▶ Given exercise: List, from the lines below, each one with "localhost" in it.

Records from a data source
* * * * *

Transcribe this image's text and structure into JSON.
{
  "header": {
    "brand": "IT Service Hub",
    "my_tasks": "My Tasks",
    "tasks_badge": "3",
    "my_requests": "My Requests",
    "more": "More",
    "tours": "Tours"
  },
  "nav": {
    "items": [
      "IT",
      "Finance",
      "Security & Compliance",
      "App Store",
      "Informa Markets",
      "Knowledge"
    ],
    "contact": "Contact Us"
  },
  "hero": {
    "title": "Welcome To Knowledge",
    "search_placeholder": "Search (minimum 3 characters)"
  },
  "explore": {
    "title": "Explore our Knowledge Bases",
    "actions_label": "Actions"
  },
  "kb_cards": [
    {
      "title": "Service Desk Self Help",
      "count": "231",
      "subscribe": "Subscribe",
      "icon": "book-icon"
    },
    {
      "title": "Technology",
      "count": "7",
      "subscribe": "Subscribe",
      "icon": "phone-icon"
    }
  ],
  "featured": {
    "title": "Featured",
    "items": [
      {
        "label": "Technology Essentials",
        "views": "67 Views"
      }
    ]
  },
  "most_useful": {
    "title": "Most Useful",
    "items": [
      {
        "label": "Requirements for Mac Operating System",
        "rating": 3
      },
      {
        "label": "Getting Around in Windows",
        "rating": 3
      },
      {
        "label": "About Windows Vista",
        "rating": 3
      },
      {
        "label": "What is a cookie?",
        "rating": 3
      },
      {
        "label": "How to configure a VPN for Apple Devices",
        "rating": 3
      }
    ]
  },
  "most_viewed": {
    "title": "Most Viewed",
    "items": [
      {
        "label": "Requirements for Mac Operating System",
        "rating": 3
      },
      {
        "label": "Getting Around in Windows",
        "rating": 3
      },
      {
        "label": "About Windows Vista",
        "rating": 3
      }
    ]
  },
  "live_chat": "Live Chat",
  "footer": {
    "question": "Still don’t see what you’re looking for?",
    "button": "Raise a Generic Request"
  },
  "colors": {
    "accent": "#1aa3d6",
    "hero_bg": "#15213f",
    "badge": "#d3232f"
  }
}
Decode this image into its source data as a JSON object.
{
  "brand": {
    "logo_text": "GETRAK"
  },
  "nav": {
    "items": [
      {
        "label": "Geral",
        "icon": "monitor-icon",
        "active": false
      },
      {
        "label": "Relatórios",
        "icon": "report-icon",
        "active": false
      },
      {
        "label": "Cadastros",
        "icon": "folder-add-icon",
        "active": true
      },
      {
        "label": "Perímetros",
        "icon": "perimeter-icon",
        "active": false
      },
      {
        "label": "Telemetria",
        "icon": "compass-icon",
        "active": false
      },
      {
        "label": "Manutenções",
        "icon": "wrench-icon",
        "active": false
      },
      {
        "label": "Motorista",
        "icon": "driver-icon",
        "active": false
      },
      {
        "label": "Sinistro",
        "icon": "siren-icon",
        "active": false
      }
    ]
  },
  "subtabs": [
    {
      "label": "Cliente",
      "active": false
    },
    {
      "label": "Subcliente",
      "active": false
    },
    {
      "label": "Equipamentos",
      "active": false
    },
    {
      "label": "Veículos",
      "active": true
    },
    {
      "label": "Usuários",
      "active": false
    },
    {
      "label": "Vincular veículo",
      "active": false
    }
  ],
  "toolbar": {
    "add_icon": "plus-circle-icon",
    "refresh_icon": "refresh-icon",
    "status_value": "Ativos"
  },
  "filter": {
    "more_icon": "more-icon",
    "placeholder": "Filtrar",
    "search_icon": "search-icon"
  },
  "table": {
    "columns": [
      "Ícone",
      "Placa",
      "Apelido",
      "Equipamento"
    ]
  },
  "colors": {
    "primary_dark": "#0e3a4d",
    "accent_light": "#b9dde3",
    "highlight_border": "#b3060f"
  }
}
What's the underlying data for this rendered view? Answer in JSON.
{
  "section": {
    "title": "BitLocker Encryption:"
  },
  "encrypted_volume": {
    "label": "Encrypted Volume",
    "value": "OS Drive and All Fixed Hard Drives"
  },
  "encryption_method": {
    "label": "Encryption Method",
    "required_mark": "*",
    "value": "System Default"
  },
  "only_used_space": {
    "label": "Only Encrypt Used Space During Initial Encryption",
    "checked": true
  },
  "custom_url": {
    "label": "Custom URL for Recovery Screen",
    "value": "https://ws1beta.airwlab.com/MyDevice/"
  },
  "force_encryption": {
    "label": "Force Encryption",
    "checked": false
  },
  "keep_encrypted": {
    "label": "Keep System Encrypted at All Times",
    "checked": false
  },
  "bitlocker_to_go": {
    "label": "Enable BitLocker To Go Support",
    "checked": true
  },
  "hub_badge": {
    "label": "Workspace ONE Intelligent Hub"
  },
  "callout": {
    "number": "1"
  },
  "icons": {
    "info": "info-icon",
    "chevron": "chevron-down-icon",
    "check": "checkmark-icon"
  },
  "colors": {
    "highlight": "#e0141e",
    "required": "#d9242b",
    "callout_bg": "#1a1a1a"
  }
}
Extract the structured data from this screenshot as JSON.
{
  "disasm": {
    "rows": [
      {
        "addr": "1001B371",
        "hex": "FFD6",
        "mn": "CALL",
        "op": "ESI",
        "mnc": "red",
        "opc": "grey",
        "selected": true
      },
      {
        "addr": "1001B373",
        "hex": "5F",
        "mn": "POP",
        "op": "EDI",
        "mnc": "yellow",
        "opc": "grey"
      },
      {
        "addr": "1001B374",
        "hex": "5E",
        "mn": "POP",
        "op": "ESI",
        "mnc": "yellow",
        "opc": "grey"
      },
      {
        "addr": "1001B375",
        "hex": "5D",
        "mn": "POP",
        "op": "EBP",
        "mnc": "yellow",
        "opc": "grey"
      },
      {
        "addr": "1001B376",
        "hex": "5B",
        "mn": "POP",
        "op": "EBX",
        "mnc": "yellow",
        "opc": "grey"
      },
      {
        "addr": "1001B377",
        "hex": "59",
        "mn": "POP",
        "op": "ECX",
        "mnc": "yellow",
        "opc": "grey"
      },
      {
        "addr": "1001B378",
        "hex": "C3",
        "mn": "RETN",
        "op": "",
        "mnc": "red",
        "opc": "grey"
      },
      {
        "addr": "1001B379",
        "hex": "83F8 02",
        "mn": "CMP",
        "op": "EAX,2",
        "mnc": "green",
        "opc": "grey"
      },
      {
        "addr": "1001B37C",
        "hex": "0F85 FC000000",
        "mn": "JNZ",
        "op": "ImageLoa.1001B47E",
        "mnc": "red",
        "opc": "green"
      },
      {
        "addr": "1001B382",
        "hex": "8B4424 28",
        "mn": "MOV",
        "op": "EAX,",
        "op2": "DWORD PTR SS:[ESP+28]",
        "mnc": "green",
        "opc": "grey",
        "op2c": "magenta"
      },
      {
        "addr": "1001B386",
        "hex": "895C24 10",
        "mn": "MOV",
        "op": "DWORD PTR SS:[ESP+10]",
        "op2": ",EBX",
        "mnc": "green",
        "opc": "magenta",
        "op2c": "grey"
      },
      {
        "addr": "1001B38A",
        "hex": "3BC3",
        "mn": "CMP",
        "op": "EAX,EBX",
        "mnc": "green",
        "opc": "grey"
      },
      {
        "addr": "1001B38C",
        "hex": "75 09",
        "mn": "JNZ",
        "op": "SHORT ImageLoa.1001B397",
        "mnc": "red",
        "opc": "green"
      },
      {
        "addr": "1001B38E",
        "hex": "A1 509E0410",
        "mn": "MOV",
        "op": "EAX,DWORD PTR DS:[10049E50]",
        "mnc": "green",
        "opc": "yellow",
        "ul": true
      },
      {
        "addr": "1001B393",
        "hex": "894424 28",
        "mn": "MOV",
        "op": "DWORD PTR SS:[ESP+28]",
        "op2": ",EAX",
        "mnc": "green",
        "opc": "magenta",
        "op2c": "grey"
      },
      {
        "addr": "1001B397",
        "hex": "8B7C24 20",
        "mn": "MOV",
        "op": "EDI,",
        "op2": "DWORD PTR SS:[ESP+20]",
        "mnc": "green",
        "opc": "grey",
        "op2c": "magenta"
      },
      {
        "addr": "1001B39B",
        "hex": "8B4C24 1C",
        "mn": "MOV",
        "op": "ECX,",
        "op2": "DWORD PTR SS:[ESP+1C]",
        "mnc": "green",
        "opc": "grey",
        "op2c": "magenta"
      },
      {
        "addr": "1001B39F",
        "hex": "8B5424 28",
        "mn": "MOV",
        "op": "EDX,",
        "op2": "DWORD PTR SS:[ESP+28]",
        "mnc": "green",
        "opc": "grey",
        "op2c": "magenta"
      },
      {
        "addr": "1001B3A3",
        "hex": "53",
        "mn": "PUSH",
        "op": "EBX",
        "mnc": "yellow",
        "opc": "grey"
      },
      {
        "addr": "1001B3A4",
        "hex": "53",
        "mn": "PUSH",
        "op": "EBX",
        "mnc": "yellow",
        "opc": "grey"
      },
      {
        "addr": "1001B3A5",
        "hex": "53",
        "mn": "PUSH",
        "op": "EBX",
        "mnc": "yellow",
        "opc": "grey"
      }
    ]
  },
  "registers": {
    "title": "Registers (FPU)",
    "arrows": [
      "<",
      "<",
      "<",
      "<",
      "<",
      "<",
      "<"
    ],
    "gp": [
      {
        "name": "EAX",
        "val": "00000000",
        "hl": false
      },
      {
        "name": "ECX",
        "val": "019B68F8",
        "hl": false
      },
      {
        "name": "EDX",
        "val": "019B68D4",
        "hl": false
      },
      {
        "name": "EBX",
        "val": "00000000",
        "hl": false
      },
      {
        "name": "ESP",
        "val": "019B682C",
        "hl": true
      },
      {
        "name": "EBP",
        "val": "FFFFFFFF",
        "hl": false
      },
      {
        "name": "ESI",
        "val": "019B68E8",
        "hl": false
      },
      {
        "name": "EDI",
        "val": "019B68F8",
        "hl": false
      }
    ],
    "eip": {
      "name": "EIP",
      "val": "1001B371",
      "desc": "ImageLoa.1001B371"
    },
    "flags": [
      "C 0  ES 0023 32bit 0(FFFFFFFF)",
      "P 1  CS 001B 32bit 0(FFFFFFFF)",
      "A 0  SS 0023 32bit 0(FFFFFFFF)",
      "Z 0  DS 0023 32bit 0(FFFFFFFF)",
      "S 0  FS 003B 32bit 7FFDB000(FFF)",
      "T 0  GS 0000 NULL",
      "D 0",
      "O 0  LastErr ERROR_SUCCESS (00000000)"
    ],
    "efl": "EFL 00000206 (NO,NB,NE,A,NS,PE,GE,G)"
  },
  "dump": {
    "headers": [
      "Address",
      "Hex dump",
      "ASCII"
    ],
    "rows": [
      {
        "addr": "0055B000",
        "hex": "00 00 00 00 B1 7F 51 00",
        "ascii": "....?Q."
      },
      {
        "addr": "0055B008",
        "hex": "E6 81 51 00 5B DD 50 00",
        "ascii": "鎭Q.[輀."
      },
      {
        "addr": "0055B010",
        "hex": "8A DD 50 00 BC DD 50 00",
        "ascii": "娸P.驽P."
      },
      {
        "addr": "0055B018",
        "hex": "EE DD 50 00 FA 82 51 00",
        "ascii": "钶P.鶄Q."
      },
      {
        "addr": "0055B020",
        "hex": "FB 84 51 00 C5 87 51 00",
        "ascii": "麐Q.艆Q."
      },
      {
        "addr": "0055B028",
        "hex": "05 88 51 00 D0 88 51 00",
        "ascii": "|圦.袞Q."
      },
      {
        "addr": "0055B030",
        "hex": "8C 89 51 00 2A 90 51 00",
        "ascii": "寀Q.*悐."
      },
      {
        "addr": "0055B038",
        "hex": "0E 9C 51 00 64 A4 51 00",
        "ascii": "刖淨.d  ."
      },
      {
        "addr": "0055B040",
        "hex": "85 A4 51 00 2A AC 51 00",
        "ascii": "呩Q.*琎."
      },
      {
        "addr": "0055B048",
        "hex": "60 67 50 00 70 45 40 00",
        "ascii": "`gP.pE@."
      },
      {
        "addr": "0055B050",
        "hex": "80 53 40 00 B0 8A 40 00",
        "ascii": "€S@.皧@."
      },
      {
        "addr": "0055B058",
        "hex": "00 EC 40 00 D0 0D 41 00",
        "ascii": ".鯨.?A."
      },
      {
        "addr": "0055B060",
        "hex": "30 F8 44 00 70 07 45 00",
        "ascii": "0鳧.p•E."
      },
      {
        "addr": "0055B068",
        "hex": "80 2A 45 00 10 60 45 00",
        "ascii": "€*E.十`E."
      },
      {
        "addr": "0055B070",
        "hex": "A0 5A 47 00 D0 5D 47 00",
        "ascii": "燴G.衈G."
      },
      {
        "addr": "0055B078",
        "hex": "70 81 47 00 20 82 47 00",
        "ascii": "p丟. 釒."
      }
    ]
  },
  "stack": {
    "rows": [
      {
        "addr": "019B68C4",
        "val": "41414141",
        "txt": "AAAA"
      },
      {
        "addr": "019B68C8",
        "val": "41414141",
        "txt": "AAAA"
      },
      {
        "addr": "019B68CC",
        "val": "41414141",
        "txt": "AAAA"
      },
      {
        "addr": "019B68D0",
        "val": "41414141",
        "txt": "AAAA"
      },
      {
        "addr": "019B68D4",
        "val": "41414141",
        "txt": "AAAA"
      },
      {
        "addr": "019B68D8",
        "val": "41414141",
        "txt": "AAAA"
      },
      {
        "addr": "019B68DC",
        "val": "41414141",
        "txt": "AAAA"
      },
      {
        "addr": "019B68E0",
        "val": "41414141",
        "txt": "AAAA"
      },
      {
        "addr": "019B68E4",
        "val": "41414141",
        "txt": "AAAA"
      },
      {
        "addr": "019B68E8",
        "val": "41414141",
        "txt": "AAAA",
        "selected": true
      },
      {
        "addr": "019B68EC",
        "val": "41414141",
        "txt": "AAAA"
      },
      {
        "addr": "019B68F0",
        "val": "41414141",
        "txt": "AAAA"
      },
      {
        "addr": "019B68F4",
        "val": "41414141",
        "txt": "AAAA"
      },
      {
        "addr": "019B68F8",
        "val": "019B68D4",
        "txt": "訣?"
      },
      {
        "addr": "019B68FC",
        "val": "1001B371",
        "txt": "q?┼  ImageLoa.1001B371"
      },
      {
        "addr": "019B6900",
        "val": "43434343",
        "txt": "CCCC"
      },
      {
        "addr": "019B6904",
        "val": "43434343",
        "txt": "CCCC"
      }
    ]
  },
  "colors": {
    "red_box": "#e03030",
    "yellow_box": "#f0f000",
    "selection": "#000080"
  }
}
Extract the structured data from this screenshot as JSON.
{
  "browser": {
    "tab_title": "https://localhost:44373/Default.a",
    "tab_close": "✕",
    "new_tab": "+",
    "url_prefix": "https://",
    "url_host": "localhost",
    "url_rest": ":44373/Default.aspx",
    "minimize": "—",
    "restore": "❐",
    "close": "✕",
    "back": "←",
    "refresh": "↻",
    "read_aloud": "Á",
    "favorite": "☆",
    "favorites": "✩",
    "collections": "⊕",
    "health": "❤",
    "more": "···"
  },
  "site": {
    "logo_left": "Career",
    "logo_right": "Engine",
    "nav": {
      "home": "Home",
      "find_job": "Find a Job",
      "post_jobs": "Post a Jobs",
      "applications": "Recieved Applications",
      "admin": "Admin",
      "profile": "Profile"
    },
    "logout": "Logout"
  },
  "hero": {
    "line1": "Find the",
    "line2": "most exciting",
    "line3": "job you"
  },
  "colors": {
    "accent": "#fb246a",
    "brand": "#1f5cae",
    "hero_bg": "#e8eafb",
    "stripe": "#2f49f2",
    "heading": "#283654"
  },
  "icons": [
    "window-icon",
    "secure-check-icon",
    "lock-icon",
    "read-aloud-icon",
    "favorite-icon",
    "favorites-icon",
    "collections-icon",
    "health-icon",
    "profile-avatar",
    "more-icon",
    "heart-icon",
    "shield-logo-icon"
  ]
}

* * * * *

▶ Response to this exercise:
    "tab_title": "https://localhost:44373/Default.a",
    "url_host": "localhost",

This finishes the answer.